▶ Instructions for the task: Retype all material exactly. Pictures stay out of the copy.

▶ Entries shown:
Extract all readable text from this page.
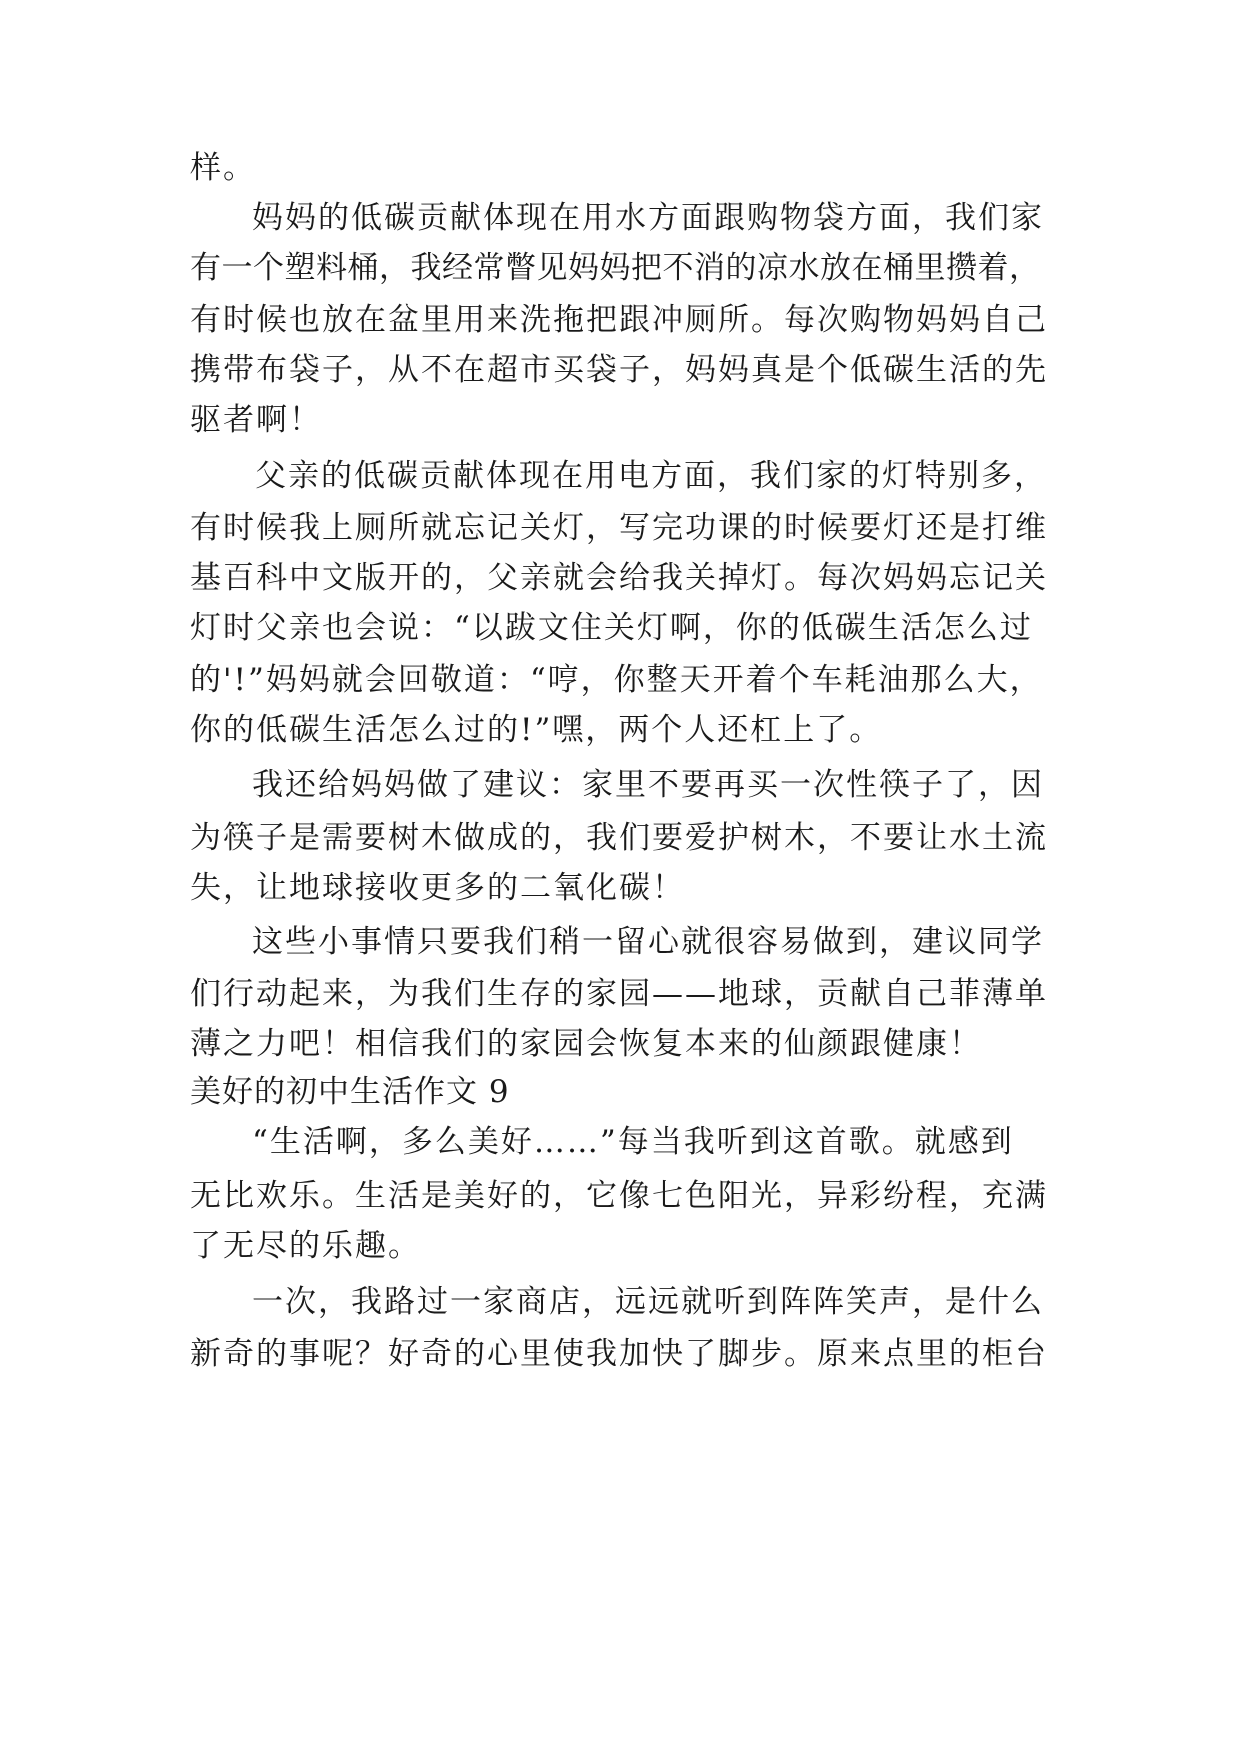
样。
妈妈的低碳贡献体现在用水方面跟购物袋方面，我们家
有一个塑料桶，我经常瞥见妈妈把不消的凉水放在桶里攒着，
有时候也放在盆里用来洗拖把跟冲厕所。每次购物妈妈自己
携带布袋子，从不在超市买袋子，妈妈真是个低碳生活的先
驱者啊！
父亲的低碳贡献体现在用电方面，我们家的灯特别多，
有时候我上厕所就忘记关灯，写完功课的时候要灯还是打维
基百科中文版开的，父亲就会给我关掉灯。每次妈妈忘记关
灯时父亲也会说：“以跋文住关灯啊，你的低碳生活怎么过
的'!”妈妈就会回敬道：“哼，你整天开着个车耗油那么大，
你的低碳生活怎么过的!”嘿，两个人还杠上了。
我还给妈妈做了建议：家里不要再买一次性筷子了，因
为筷子是需要树木做成的，我们要爱护树木，不要让水土流
失，让地球接收更多的二氧化碳！
这些小事情只要我们稍一留心就很容易做到，建议同学
们行动起来，为我们生存的家园——地球，贡献自己菲薄单
薄之力吧！相信我们的家园会恢复本来的仙颜跟健康！
美好的初中生活作文 9
“生活啊，多么美好……”每当我听到这首歌。就感到
无比欢乐。生活是美好的，它像七色阳光，异彩纷程，充满
了无尽的乐趣。
一次，我路过一家商店，远远就听到阵阵笑声，是什么
新奇的事呢？好奇的心里使我加快了脚步。原来点里的柜台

▶ Correct result:
Extract all readable text from this page.
样。
妈妈的低碳贡献体现在用水方面跟购物袋方面，我们家
有一个塑料桶，我经常瞥见妈妈把不消的凉水放在桶里攒着，
有时候也放在盆里用来洗拖把跟冲厕所。每次购物妈妈自己
携带布袋子，从不在超市买袋子，妈妈真是个低碳生活的先
驱者啊！
父亲的低碳贡献体现在用电方面，我们家的灯特别多，
有时候我上厕所就忘记关灯，写完功课的时候要灯还是打维
基百科中文版开的，父亲就会给我关掉灯。每次妈妈忘记关
灯时父亲也会说：“以跋文住关灯啊，你的低碳生活怎么过
的'!”妈妈就会回敬道：“哼，你整天开着个车耗油那么大，
你的低碳生活怎么过的!”嘿，两个人还杠上了。
我还给妈妈做了建议：家里不要再买一次性筷子了，因
为筷子是需要树木做成的，我们要爱护树木，不要让水土流
失，让地球接收更多的二氧化碳！
这些小事情只要我们稍一留心就很容易做到，建议同学
们行动起来，为我们生存的家园——地球，贡献自己菲薄单
薄之力吧！相信我们的家园会恢复本来的仙颜跟健康！
美好的初中生活作文 9
“生活啊，多么美好……”每当我听到这首歌。就感到
无比欢乐。生活是美好的，它像七色阳光，异彩纷程，充满
了无尽的乐趣。
一次，我路过一家商店，远远就听到阵阵笑声，是什么
新奇的事呢？好奇的心里使我加快了脚步。原来点里的柜台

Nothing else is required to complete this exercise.